*WRITTEN REQUEST*
Extract all records. Keep each one exact.

======== TASK MATERIAL

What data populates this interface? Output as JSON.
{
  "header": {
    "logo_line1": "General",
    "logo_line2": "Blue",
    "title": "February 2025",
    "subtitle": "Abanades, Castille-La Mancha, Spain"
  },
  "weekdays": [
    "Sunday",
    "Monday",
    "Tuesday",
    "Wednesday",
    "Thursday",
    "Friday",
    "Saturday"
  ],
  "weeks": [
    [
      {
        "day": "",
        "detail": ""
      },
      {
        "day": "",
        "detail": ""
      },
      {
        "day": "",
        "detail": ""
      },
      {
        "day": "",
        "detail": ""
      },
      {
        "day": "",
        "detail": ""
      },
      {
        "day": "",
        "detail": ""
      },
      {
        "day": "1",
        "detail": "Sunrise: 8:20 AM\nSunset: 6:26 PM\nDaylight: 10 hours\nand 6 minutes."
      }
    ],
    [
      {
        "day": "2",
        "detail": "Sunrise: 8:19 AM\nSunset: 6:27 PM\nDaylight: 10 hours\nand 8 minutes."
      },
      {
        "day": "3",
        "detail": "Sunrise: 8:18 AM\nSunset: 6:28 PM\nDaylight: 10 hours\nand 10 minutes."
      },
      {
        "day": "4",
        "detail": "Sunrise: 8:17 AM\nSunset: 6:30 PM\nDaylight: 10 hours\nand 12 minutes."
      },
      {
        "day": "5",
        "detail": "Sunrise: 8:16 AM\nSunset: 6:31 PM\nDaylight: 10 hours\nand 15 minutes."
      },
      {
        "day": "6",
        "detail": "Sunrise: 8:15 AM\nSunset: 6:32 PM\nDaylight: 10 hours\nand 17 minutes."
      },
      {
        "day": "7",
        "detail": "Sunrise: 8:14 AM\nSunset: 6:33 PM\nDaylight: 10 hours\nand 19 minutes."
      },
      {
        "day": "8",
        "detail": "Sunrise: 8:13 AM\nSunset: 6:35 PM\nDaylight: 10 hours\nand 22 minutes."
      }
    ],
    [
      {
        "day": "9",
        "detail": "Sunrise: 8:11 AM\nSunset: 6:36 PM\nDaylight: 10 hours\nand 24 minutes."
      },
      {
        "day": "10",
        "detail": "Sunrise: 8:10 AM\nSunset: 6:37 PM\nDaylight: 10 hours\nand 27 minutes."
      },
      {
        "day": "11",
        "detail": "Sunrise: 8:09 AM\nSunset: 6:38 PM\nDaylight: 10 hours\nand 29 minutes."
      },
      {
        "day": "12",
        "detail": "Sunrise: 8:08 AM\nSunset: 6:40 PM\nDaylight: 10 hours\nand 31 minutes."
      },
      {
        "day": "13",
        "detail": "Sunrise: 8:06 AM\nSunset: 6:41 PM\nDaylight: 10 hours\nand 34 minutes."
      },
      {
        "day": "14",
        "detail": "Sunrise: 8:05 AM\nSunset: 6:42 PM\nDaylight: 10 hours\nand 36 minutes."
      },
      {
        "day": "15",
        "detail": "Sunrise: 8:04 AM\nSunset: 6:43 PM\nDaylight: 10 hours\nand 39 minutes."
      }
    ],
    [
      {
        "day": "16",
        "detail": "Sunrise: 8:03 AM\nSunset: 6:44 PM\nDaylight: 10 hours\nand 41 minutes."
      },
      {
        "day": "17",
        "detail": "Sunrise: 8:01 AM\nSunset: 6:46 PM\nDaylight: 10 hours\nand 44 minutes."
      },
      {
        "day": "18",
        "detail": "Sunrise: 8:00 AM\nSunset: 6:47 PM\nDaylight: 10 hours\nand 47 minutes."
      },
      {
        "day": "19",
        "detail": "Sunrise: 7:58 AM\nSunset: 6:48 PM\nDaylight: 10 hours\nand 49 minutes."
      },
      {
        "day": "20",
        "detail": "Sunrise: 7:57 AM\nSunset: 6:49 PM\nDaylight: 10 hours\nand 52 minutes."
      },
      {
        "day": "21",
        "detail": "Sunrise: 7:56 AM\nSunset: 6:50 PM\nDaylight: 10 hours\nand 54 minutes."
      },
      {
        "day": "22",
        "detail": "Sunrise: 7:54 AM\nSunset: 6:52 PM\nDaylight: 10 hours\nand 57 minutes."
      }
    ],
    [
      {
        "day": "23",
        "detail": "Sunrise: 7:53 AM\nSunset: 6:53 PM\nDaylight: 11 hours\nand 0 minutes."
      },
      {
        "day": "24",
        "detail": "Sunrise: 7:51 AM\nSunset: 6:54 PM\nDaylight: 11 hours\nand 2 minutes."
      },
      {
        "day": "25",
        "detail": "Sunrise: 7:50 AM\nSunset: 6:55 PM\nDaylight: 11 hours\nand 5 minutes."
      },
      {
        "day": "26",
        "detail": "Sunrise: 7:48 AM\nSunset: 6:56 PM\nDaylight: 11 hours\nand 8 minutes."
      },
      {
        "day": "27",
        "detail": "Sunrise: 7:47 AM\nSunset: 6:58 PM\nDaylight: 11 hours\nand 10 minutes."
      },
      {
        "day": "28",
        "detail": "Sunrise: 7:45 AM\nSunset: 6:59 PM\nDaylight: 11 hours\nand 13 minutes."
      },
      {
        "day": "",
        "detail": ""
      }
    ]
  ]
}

================

*FINISHED ANSWER*
What data populates this interface? Output as JSON.
{
  "header": {
    "logo_line1": "General",
    "logo_line2": "Blue",
    "title": "February 2025",
    "subtitle": "Abanades, Castille-La Mancha, Spain"
  },
  "weekdays": [
    "Sunday",
    "Monday",
    "Tuesday",
    "Wednesday",
    "Thursday",
    "Friday",
    "Saturday"
  ],
  "weeks": [
    [
      {
        "day": "",
        "detail": ""
      },
      {
        "day": "",
        "detail": ""
      },
      {
        "day": "",
        "detail": ""
      },
      {
        "day": "",
        "detail": ""
      },
      {
        "day": "",
        "detail": ""
      },
      {
        "day": "",
        "detail": ""
      },
      {
        "day": "1",
        "detail": "Sunrise: 8:20 AM\nSunset: 6:26 PM\nDaylight: 10 hours\nand 6 minutes."
      }
    ],
    [
      {
        "day": "2",
        "detail": "Sunrise: 8:19 AM\nSunset: 6:27 PM\nDaylight: 10 hours\nand 8 minutes."
      },
      {
        "day": "3",
        "detail": "Sunrise: 8:18 AM\nSunset: 6:28 PM\nDaylight: 10 hours\nand 10 minutes."
      },
      {
        "day": "4",
        "detail": "Sunrise: 8:17 AM\nSunset: 6:30 PM\nDaylight: 10 hours\nand 12 minutes."
      },
      {
        "day": "5",
        "detail": "Sunrise: 8:16 AM\nSunset: 6:31 PM\nDaylight: 10 hours\nand 15 minutes."
      },
      {
        "day": "6",
        "detail": "Sunrise: 8:15 AM\nSunset: 6:32 PM\nDaylight: 10 hours\nand 17 minutes."
      },
      {
        "day": "7",
        "detail": "Sunrise: 8:14 AM\nSunset: 6:33 PM\nDaylight: 10 hours\nand 19 minutes."
      },
      {
        "day": "8",
        "detail": "Sunrise: 8:13 AM\nSunset: 6:35 PM\nDaylight: 10 hours\nand 22 minutes."
      }
    ],
    [
      {
        "day": "9",
        "detail": "Sunrise: 8:11 AM\nSunset: 6:36 PM\nDaylight: 10 hours\nand 24 minutes."
      },
      {
        "day": "10",
        "detail": "Sunrise: 8:10 AM\nSunset: 6:37 PM\nDaylight: 10 hours\nand 27 minutes."
      },
      {
        "day": "11",
        "detail": "Sunrise: 8:09 AM\nSunset: 6:38 PM\nDaylight: 10 hours\nand 29 minutes."
      },
      {
        "day": "12",
        "detail": "Sunrise: 8:08 AM\nSunset: 6:40 PM\nDaylight: 10 hours\nand 31 minutes."
      },
      {
        "day": "13",
        "detail": "Sunrise: 8:06 AM\nSunset: 6:41 PM\nDaylight: 10 hours\nand 34 minutes."
      },
      {
        "day": "14",
        "detail": "Sunrise: 8:05 AM\nSunset: 6:42 PM\nDaylight: 10 hours\nand 36 minutes."
      },
      {
        "day": "15",
        "detail": "Sunrise: 8:04 AM\nSunset: 6:43 PM\nDaylight: 10 hours\nand 39 minutes."
      }
    ],
    [
      {
        "day": "16",
        "detail": "Sunrise: 8:03 AM\nSunset: 6:44 PM\nDaylight: 10 hours\nand 41 minutes."
      },
      {
        "day": "17",
        "detail": "Sunrise: 8:01 AM\nSunset: 6:46 PM\nDaylight: 10 hours\nand 44 minutes."
      },
      {
        "day": "18",
        "detail": "Sunrise: 8:00 AM\nSunset: 6:47 PM\nDaylight: 10 hours\nand 47 minutes."
      },
      {
        "day": "19",
        "detail": "Sunrise: 7:58 AM\nSunset: 6:48 PM\nDaylight: 10 hours\nand 49 minutes."
      },
      {
        "day": "20",
        "detail": "Sunrise: 7:57 AM\nSunset: 6:49 PM\nDaylight: 10 hours\nand 52 minutes."
      },
      {
        "day": "21",
        "detail": "Sunrise: 7:56 AM\nSunset: 6:50 PM\nDaylight: 10 hours\nand 54 minutes."
      },
      {
        "day": "22",
        "detail": "Sunrise: 7:54 AM\nSunset: 6:52 PM\nDaylight: 10 hours\nand 57 minutes."
      }
    ],
    [
      {
        "day": "23",
        "detail": "Sunrise: 7:53 AM\nSunset: 6:53 PM\nDaylight: 11 hours\nand 0 minutes."
      },
      {
        "day": "24",
        "detail": "Sunrise: 7:51 AM\nSunset: 6:54 PM\nDaylight: 11 hours\nand 2 minutes."
      },
      {
        "day": "25",
        "detail": "Sunrise: 7:50 AM\nSunset: 6:55 PM\nDaylight: 11 hours\nand 5 minutes."
      },
      {
        "day": "26",
        "detail": "Sunrise: 7:48 AM\nSunset: 6:56 PM\nDaylight: 11 hours\nand 8 minutes."
      },
      {
        "day": "27",
        "detail": "Sunrise: 7:47 AM\nSunset: 6:58 PM\nDaylight: 11 hours\nand 10 minutes."
      },
      {
        "day": "28",
        "detail": "Sunrise: 7:45 AM\nSunset: 6:59 PM\nDaylight: 11 hours\nand 13 minutes."
      },
      {
        "day": "",
        "detail": ""
      }
    ]
  ]
}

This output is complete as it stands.